SOURCE RECORDS >>

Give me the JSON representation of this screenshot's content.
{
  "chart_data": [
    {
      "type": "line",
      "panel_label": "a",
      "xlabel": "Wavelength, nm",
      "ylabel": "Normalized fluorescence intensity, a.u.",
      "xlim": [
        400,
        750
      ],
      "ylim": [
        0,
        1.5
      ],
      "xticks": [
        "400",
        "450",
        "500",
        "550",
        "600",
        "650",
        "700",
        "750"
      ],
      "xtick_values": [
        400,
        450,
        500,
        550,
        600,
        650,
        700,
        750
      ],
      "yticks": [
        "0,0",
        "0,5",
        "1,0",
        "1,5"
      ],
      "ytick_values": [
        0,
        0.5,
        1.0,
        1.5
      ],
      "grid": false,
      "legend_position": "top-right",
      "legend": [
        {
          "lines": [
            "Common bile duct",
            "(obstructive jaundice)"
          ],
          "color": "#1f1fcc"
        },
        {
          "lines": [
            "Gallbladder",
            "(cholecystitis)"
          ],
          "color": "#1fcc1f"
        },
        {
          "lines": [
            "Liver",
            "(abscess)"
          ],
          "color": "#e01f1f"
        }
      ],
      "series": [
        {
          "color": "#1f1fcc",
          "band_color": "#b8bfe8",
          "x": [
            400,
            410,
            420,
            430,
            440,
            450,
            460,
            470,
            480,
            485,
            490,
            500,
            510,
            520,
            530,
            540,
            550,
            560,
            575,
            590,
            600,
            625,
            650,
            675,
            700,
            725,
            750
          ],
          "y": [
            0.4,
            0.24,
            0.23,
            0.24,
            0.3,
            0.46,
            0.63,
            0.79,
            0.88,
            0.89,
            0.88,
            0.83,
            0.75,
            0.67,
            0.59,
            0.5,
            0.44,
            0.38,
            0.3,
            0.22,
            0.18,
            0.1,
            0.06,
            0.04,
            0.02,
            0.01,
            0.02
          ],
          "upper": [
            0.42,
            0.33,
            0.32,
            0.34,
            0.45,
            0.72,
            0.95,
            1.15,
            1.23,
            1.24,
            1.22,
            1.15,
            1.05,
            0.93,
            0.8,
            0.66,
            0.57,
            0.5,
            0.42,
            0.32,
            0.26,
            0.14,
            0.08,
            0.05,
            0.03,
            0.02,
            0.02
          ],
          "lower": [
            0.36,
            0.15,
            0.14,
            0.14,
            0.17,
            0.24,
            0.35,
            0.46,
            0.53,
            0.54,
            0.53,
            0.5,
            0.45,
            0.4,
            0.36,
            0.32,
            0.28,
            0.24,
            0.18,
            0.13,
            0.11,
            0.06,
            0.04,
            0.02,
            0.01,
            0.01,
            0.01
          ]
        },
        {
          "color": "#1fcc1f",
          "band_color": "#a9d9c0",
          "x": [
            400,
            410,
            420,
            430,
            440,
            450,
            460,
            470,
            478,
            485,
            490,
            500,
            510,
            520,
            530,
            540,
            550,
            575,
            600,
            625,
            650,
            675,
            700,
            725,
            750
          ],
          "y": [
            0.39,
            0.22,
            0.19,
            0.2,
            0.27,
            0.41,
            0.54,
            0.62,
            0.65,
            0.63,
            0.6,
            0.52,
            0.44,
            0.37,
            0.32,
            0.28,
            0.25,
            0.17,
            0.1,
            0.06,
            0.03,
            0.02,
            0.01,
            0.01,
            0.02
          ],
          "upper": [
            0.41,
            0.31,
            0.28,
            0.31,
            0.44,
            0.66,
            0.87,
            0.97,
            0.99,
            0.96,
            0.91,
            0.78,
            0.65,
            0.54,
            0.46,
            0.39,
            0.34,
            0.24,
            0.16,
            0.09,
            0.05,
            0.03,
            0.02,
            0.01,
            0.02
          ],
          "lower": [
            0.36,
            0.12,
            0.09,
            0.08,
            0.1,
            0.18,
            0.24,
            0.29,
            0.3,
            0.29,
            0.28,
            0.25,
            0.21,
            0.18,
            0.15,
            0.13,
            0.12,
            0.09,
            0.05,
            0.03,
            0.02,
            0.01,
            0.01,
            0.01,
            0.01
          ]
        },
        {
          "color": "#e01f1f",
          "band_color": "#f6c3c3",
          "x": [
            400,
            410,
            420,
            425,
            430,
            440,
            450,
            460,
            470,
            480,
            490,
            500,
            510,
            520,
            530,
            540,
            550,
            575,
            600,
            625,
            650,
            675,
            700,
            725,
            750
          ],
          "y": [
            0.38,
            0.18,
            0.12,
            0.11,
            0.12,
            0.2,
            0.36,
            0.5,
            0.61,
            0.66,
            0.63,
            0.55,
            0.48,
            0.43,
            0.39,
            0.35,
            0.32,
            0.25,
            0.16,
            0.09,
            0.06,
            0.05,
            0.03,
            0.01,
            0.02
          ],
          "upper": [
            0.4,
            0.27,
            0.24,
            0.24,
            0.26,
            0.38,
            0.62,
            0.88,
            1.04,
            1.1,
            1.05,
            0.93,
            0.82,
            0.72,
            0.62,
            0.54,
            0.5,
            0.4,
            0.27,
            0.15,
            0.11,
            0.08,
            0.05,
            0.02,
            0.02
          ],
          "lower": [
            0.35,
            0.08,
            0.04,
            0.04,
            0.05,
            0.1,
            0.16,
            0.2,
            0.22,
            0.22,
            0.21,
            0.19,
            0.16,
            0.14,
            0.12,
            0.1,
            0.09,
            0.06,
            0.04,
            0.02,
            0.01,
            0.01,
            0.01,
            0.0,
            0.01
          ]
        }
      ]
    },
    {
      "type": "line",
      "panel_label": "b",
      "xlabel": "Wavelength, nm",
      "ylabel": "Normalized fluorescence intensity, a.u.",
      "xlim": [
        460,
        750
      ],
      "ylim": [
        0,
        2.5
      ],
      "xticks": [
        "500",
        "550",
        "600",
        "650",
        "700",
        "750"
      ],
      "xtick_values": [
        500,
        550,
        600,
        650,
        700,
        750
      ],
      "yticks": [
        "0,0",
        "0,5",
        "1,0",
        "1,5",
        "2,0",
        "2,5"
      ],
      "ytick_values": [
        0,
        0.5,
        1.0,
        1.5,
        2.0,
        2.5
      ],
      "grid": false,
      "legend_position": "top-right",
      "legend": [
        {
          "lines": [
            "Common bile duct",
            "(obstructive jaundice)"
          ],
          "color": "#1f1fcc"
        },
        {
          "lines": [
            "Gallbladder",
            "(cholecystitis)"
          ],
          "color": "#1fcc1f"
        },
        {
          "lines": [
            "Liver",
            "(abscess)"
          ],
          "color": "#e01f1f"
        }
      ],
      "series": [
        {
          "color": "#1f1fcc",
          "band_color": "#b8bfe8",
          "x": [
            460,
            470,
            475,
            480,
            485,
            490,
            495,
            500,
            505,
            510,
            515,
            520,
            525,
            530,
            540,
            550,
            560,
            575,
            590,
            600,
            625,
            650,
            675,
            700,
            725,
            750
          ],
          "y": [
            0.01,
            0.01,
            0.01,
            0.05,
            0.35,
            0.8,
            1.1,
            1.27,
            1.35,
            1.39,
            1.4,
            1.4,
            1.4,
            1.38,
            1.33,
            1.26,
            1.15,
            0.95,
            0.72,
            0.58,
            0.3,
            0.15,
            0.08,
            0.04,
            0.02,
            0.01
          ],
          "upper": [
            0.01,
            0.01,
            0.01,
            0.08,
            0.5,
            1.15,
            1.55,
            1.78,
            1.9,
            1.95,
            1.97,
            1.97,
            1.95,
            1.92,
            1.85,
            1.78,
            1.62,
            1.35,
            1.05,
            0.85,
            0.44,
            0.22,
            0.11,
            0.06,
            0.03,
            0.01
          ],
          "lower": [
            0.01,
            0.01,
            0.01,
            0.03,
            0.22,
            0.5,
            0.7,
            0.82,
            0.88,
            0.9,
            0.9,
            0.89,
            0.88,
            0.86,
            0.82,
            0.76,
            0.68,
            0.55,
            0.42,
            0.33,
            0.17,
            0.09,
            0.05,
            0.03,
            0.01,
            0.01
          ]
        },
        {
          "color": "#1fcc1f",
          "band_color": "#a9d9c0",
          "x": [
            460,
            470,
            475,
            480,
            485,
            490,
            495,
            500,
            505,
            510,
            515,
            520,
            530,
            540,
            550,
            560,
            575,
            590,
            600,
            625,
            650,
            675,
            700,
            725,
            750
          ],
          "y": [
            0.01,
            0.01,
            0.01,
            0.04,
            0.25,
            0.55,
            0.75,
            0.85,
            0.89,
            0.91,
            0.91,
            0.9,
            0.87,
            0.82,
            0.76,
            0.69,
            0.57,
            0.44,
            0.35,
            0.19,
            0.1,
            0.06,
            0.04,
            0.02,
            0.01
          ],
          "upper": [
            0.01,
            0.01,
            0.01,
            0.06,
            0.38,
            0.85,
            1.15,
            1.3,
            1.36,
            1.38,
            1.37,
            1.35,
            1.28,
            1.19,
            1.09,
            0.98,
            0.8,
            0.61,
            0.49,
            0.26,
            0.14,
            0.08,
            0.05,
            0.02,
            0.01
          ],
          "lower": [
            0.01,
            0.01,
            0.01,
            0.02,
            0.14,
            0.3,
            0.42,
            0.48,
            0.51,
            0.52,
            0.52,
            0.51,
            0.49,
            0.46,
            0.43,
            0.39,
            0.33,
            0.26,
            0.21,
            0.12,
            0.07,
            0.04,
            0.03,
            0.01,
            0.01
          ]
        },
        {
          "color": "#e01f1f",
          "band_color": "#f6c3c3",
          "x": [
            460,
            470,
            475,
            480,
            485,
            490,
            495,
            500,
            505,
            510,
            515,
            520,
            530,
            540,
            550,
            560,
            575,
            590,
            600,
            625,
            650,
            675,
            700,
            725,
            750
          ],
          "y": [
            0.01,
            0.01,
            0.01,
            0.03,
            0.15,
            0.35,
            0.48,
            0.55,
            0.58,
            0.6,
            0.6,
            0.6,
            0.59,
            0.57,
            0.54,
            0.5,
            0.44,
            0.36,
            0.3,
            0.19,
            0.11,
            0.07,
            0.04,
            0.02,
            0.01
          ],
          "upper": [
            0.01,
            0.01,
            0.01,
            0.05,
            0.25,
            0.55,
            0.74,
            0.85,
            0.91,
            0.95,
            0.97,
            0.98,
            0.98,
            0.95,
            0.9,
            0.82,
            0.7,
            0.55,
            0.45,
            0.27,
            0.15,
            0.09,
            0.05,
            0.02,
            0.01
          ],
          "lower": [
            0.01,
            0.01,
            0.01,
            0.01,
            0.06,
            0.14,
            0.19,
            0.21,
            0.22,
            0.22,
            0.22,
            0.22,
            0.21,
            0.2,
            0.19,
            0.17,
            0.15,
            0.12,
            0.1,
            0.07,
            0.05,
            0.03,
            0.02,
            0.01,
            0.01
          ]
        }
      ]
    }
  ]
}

...

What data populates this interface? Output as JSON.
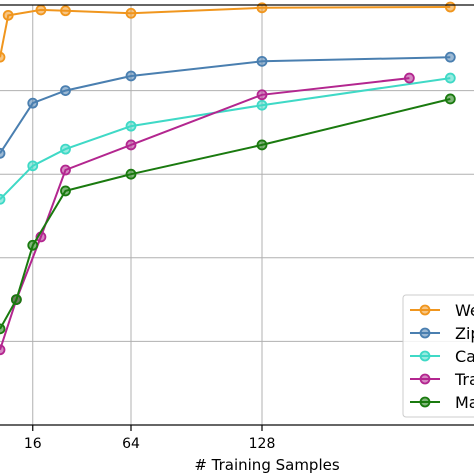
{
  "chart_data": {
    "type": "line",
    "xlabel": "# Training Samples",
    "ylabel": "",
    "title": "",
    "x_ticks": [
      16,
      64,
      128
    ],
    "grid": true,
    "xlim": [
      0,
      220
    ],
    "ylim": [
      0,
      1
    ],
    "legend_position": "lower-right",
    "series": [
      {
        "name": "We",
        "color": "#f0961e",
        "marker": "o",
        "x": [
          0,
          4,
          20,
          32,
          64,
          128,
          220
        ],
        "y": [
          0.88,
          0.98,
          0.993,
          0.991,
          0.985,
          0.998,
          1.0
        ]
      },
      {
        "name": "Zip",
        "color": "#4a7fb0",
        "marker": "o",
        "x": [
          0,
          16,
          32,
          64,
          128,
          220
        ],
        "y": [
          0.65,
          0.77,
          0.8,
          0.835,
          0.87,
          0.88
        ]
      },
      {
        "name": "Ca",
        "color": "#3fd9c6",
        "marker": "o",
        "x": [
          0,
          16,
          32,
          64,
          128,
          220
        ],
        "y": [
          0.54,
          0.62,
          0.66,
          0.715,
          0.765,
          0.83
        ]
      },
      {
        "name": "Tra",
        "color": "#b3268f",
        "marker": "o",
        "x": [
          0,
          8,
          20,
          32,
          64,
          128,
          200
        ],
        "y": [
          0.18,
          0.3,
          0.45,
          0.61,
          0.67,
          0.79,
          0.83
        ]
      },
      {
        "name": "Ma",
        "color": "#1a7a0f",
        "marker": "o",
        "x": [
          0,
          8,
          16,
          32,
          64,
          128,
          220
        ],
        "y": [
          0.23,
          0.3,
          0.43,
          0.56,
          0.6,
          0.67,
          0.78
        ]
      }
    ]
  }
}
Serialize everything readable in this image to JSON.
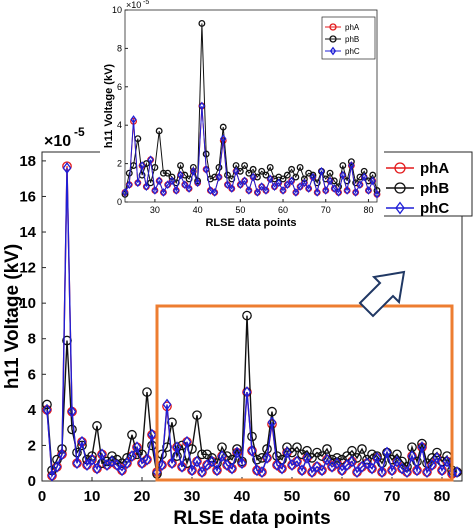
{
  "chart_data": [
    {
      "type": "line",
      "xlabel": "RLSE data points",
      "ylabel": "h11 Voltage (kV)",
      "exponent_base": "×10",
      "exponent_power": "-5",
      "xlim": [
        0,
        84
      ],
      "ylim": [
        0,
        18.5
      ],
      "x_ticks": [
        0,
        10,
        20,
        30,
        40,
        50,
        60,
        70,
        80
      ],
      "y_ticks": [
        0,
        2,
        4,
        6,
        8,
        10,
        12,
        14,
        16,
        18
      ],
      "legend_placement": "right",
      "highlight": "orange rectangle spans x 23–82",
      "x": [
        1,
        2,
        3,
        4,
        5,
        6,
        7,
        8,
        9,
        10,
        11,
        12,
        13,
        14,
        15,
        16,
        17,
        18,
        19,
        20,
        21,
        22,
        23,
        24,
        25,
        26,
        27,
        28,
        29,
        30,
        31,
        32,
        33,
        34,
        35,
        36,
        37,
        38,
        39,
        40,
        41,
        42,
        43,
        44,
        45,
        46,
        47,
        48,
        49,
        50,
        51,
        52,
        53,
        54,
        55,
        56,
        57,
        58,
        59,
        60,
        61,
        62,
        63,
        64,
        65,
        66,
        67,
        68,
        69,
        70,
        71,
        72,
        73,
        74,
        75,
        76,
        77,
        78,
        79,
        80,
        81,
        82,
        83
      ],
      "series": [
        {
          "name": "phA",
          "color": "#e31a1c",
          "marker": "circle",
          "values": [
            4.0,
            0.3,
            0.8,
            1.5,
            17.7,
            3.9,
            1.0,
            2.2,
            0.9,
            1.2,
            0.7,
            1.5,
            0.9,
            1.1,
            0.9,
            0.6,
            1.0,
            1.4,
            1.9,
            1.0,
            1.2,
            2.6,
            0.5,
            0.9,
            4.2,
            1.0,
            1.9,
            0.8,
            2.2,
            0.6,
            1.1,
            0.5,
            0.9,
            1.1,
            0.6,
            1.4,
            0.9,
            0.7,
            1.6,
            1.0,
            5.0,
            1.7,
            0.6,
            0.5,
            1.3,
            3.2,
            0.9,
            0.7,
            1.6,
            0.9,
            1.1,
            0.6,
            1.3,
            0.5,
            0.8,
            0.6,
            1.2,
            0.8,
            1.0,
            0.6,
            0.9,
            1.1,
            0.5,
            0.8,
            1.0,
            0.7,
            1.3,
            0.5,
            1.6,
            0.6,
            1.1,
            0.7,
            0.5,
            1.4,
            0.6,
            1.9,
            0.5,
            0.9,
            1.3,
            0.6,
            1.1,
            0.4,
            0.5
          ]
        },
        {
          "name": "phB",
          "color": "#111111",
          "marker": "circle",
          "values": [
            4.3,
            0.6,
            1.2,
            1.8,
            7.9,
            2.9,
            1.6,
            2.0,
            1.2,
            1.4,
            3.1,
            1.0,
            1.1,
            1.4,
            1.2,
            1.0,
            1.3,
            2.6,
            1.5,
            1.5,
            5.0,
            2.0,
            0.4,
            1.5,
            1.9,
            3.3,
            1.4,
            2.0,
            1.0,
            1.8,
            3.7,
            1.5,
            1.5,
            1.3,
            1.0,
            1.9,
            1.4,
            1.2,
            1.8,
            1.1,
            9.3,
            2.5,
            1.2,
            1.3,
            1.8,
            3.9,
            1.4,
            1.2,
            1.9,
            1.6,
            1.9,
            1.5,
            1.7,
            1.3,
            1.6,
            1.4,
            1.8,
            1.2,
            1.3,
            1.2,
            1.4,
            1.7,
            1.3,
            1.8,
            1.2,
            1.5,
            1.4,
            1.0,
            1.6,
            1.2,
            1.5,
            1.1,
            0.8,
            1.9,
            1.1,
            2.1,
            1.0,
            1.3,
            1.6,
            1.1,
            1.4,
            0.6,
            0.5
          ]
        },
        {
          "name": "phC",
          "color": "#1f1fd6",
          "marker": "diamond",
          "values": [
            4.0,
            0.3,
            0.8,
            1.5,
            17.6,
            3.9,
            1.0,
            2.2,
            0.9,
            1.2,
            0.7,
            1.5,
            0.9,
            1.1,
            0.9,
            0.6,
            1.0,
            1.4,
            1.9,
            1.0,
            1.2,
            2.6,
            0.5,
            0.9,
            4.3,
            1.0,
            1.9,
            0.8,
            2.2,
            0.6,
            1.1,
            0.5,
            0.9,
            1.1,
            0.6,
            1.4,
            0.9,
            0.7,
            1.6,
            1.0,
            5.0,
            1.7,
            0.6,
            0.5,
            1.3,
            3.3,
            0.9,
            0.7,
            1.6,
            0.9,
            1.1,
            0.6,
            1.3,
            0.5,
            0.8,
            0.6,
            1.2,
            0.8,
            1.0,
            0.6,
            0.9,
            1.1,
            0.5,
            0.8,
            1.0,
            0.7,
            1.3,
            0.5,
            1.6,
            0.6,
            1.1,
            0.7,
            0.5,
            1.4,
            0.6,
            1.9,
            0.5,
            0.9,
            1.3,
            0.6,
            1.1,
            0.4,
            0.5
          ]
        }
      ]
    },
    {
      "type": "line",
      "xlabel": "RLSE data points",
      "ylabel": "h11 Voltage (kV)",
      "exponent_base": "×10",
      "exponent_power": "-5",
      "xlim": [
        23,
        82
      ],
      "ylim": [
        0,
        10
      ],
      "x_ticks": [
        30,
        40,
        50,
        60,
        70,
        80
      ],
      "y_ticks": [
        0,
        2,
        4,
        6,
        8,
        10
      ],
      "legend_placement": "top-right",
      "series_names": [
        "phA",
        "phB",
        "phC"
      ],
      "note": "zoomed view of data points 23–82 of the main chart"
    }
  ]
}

GIVEN EXERCISE >> Go through the listing above and return every line where the word "this" occurs.

FULL SOLUTION >>
Give me the JSON representation of this screenshot's content.
What data populates this interface? Output as JSON.
Serialize everything readable in this image to JSON.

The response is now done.